=== Records provided ===

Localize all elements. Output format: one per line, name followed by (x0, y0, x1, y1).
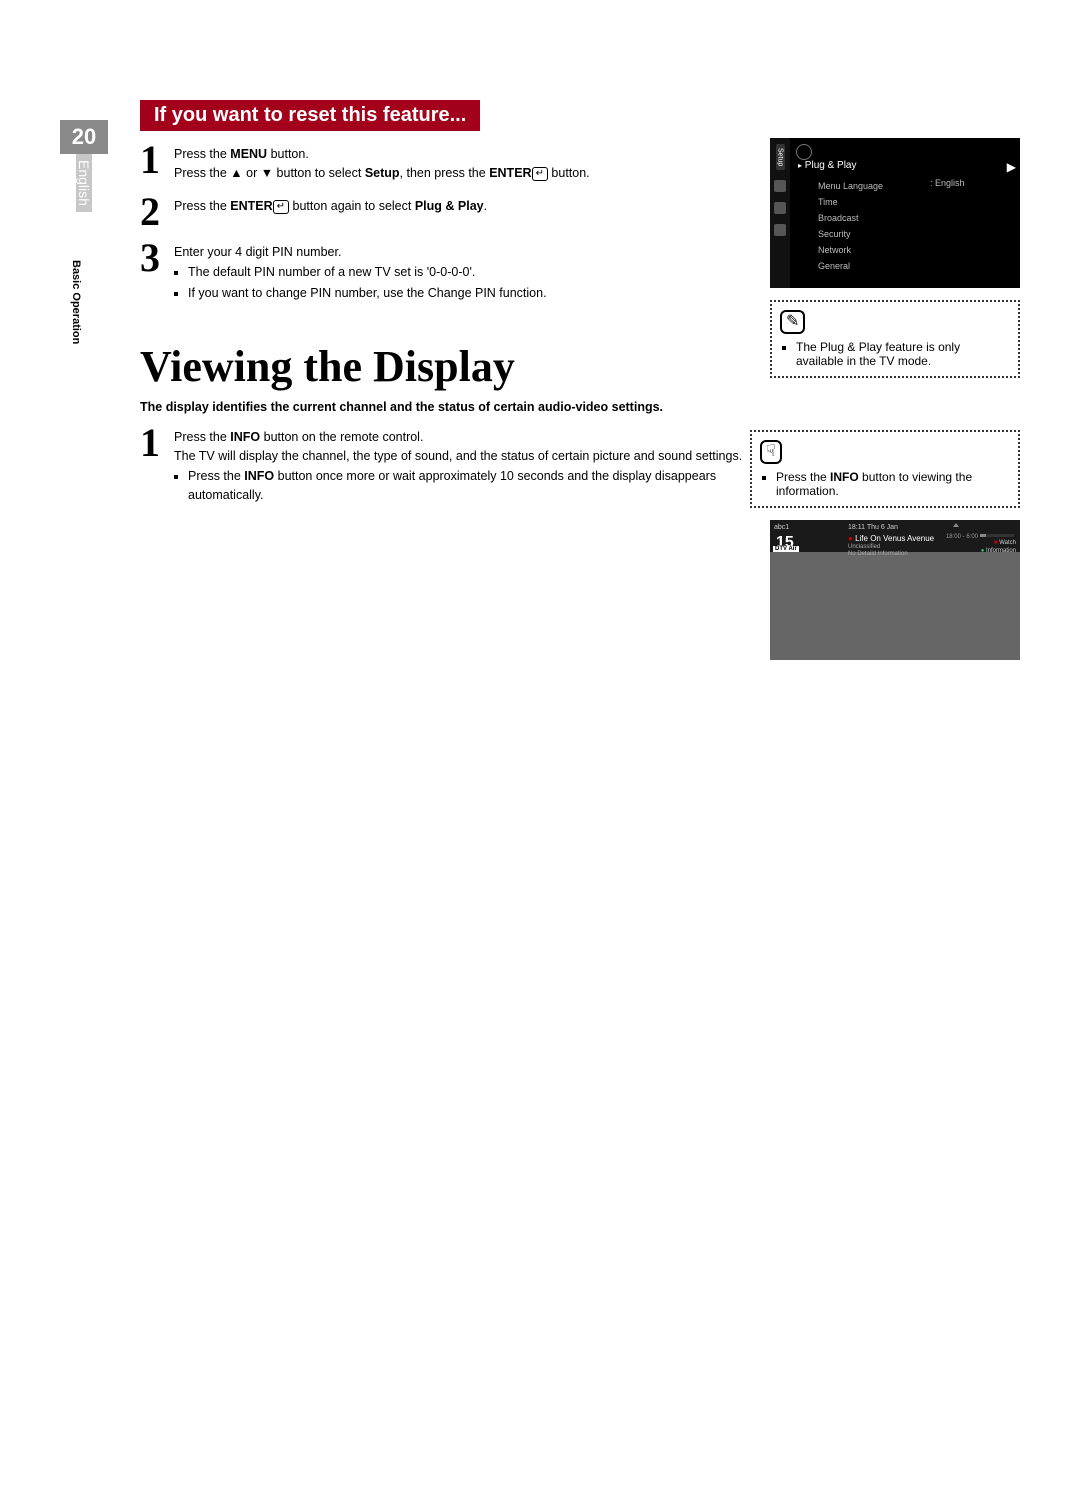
text: Press the (174, 430, 230, 444)
step-2: 2 Press the ENTER↵ button again to selec… (140, 195, 760, 229)
step-number: 1 (140, 143, 174, 177)
text: button. (267, 147, 309, 161)
text: Enter your 4 digit PIN number. (174, 245, 341, 259)
osd-item: Network (818, 242, 883, 258)
pencil-icon: ✎ (780, 310, 805, 334)
osd-sidebar: Setup (770, 138, 790, 288)
info-display-figure: abc1 15 DTV Air 18:11 Thu 6 Jan ● Life O… (770, 520, 1020, 660)
osd-language-value: : English (930, 178, 965, 188)
step-body: Press the INFO button on the remote cont… (174, 426, 760, 507)
step-body: Press the ENTER↵ button again to select … (174, 195, 487, 216)
provider-label: abc1 (774, 524, 789, 531)
enter-label: ENTER (230, 199, 272, 213)
step-number: 2 (140, 195, 174, 229)
osd-icon (774, 224, 786, 236)
program-title: ● Life On Venus Avenue (848, 534, 934, 543)
information-hint: ● Information (981, 548, 1016, 554)
arrow-right-icon: ▶ (1007, 160, 1016, 174)
osd-menu-list: Menu Language Time Broadcast Security Ne… (818, 178, 883, 274)
step-3: 3 Enter your 4 digit PIN number. The def… (140, 241, 760, 305)
enter-icon: ↵ (273, 200, 289, 214)
step-body: Enter your 4 digit PIN number. The defau… (174, 241, 547, 305)
gear-icon (796, 144, 812, 160)
osd-setup-tab: Setup (776, 144, 785, 170)
enter-icon: ↵ (532, 167, 548, 181)
note-box: ✎ The Plug & Play feature is only availa… (770, 300, 1020, 378)
text: button. (548, 166, 590, 180)
info-label: INFO (230, 430, 260, 444)
osd-item: General (818, 258, 883, 274)
step-number: 3 (140, 241, 174, 275)
text: Press the (776, 470, 830, 484)
osd-icon (774, 180, 786, 192)
section-banner: If you want to reset this feature... (140, 100, 480, 131)
text: , then press the (400, 166, 490, 180)
osd-title-text: Plug & Play (805, 160, 857, 171)
text: . (484, 199, 487, 213)
note-box-info: ☟ Press the INFO button to viewing the i… (750, 430, 1020, 508)
chevron-right-icon: ▸ (798, 161, 802, 170)
list-item: If you want to change PIN number, use th… (188, 284, 547, 303)
list-item: Press the INFO button once more or wait … (188, 467, 760, 505)
text: Press the ▲ or ▼ button to select (174, 166, 365, 180)
osd-setup-menu: Setup ▸ Plug & Play ▶ Menu Language Time… (770, 138, 1020, 288)
osd-icon (774, 202, 786, 214)
osd-item: Time (818, 194, 883, 210)
language-tab: English (76, 154, 92, 212)
text: button again to select (289, 199, 415, 213)
viewing-step-1: 1 Press the INFO button on the remote co… (140, 426, 760, 507)
up-arrow-icon (953, 523, 959, 527)
intro-text: The display identifies the current chann… (140, 400, 680, 414)
osd-item: Broadcast (818, 210, 883, 226)
enter-label: ENTER (489, 166, 531, 180)
heading: Viewing the Display (140, 341, 760, 392)
text: Press the (188, 469, 244, 483)
information-label: Information (984, 548, 1016, 554)
setup-label: Setup (365, 166, 400, 180)
step-number: 1 (140, 426, 174, 460)
time-range: 18:00 - 6:00 (946, 534, 978, 540)
osd-item: Security (818, 226, 883, 242)
osd-item: Menu Language (818, 178, 883, 194)
list-item: The default PIN number of a new TV set i… (188, 263, 547, 282)
progress-bar (980, 534, 1014, 537)
detail-label: No Detaild Information (848, 551, 908, 557)
record-icon: ● (848, 534, 853, 543)
hand-icon: ☟ (760, 440, 782, 464)
text: button on the remote control. (260, 430, 423, 444)
text: Press the (174, 199, 230, 213)
watch-hint: ■ Watch (994, 540, 1016, 546)
info-label: INFO (830, 470, 859, 484)
program-title-text: Life On Venus Avenue (855, 534, 934, 543)
note-text: The Plug & Play feature is only availabl… (796, 340, 1010, 368)
text: The TV will display the channel, the typ… (174, 449, 742, 463)
step-body: Press the MENU button. Press the ▲ or ▼ … (174, 143, 590, 183)
watch-label: Watch (998, 540, 1016, 546)
progress-fill (980, 534, 986, 537)
page-number: 20 (60, 120, 108, 154)
text: Press the (174, 147, 230, 161)
note-text: Press the INFO button to viewing the inf… (776, 470, 1010, 498)
dtv-badge: DTV Air (773, 546, 799, 552)
clock-label: 18:11 Thu 6 Jan (848, 524, 898, 531)
classification-label: Unclassified (848, 544, 880, 550)
menu-label: MENU (230, 147, 267, 161)
section-label: Basic Operation (70, 260, 82, 344)
osd-title: ▸ Plug & Play (798, 160, 857, 171)
side-tab: 20 English (60, 120, 108, 212)
plug-play-label: Plug & Play (415, 199, 484, 213)
step-1: 1 Press the MENU button. Press the ▲ or … (140, 143, 760, 183)
info-label: INFO (244, 469, 274, 483)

===

#### Stated problem
Please reproduce every line of the material above word for word, omitting the pictures.

#### Task answer
Localize all elements. Output format: one per line, name followed by (x0, y0, x1, y1).
text: Press the (174, 430, 230, 444)
step-2: 2 Press the ENTER↵ button again to selec… (140, 195, 760, 229)
step-number: 1 (140, 143, 174, 177)
text: button. (267, 147, 309, 161)
text: Enter your 4 digit PIN number. (174, 245, 341, 259)
osd-item: Network (818, 242, 883, 258)
pencil-icon: ✎ (780, 310, 805, 334)
osd-sidebar: Setup (770, 138, 790, 288)
info-display-figure: abc1 15 DTV Air 18:11 Thu 6 Jan ● Life O… (770, 520, 1020, 660)
osd-language-value: : English (930, 178, 965, 188)
step-body: Press the INFO button on the remote cont… (174, 426, 760, 507)
step-body: Press the ENTER↵ button again to select … (174, 195, 487, 216)
provider-label: abc1 (774, 524, 789, 531)
enter-label: ENTER (230, 199, 272, 213)
step-number: 2 (140, 195, 174, 229)
osd-icon (774, 224, 786, 236)
program-title: ● Life On Venus Avenue (848, 534, 934, 543)
information-hint: ● Information (981, 548, 1016, 554)
arrow-right-icon: ▶ (1007, 160, 1016, 174)
osd-menu-list: Menu Language Time Broadcast Security Ne… (818, 178, 883, 274)
step-3: 3 Enter your 4 digit PIN number. The def… (140, 241, 760, 305)
enter-icon: ↵ (273, 200, 289, 214)
step-body: Enter your 4 digit PIN number. The defau… (174, 241, 547, 305)
gear-icon (796, 144, 812, 160)
osd-setup-tab: Setup (776, 144, 785, 170)
enter-icon: ↵ (532, 167, 548, 181)
note-box: ✎ The Plug & Play feature is only availa… (770, 300, 1020, 378)
text: button. (548, 166, 590, 180)
info-label: INFO (230, 430, 260, 444)
osd-item: General (818, 258, 883, 274)
step-number: 3 (140, 241, 174, 275)
text: Press the (776, 470, 830, 484)
osd-icon (774, 180, 786, 192)
section-banner: If you want to reset this feature... (140, 100, 480, 131)
text: , then press the (400, 166, 490, 180)
osd-title-text: Plug & Play (805, 160, 857, 171)
text: . (484, 199, 487, 213)
note-box-info: ☟ Press the INFO button to viewing the i… (750, 430, 1020, 508)
chevron-right-icon: ▸ (798, 161, 802, 170)
list-item: If you want to change PIN number, use th… (188, 284, 547, 303)
list-item: Press the INFO button once more or wait … (188, 467, 760, 505)
text: Press the ▲ or ▼ button to select (174, 166, 365, 180)
osd-setup-menu: Setup ▸ Plug & Play ▶ Menu Language Time… (770, 138, 1020, 288)
osd-icon (774, 202, 786, 214)
osd-item: Time (818, 194, 883, 210)
language-tab: English (76, 154, 92, 212)
text: button again to select (289, 199, 415, 213)
viewing-step-1: 1 Press the INFO button on the remote co… (140, 426, 760, 507)
up-arrow-icon (953, 523, 959, 527)
intro-text: The display identifies the current chann… (140, 400, 680, 414)
osd-item: Broadcast (818, 210, 883, 226)
enter-label: ENTER (489, 166, 531, 180)
heading: Viewing the Display (140, 341, 760, 392)
text: Press the (188, 469, 244, 483)
information-label: Information (984, 548, 1016, 554)
setup-label: Setup (365, 166, 400, 180)
step-number: 1 (140, 426, 174, 460)
time-range: 18:00 - 6:00 (946, 534, 978, 540)
osd-item: Security (818, 226, 883, 242)
osd-item: Menu Language (818, 178, 883, 194)
list-item: The default PIN number of a new TV set i… (188, 263, 547, 282)
progress-bar (980, 534, 1014, 537)
detail-label: No Detaild Information (848, 551, 908, 557)
record-icon: ● (848, 534, 853, 543)
hand-icon: ☟ (760, 440, 782, 464)
text: button on the remote control. (260, 430, 423, 444)
text: Press the (174, 199, 230, 213)
watch-hint: ■ Watch (994, 540, 1016, 546)
info-label: INFO (830, 470, 859, 484)
program-title-text: Life On Venus Avenue (855, 534, 934, 543)
note-text: The Plug & Play feature is only availabl… (796, 340, 1010, 368)
text: The TV will display the channel, the typ… (174, 449, 742, 463)
step-body: Press the MENU button. Press the ▲ or ▼ … (174, 143, 590, 183)
watch-label: Watch (998, 540, 1016, 546)
progress-fill (980, 534, 986, 537)
page-number: 20 (60, 120, 108, 154)
text: Press the (174, 147, 230, 161)
note-text: Press the INFO button to viewing the inf… (776, 470, 1010, 498)
dtv-badge: DTV Air (773, 546, 799, 552)
clock-label: 18:11 Thu 6 Jan (848, 524, 898, 531)
classification-label: Unclassified (848, 544, 880, 550)
menu-label: MENU (230, 147, 267, 161)
section-label: Basic Operation (70, 260, 82, 344)
osd-title: ▸ Plug & Play (798, 160, 857, 171)
side-tab: 20 English (60, 120, 108, 212)
plug-play-label: Plug & Play (415, 199, 484, 213)
step-1: 1 Press the MENU button. Press the ▲ or … (140, 143, 760, 183)
info-label: INFO (244, 469, 274, 483)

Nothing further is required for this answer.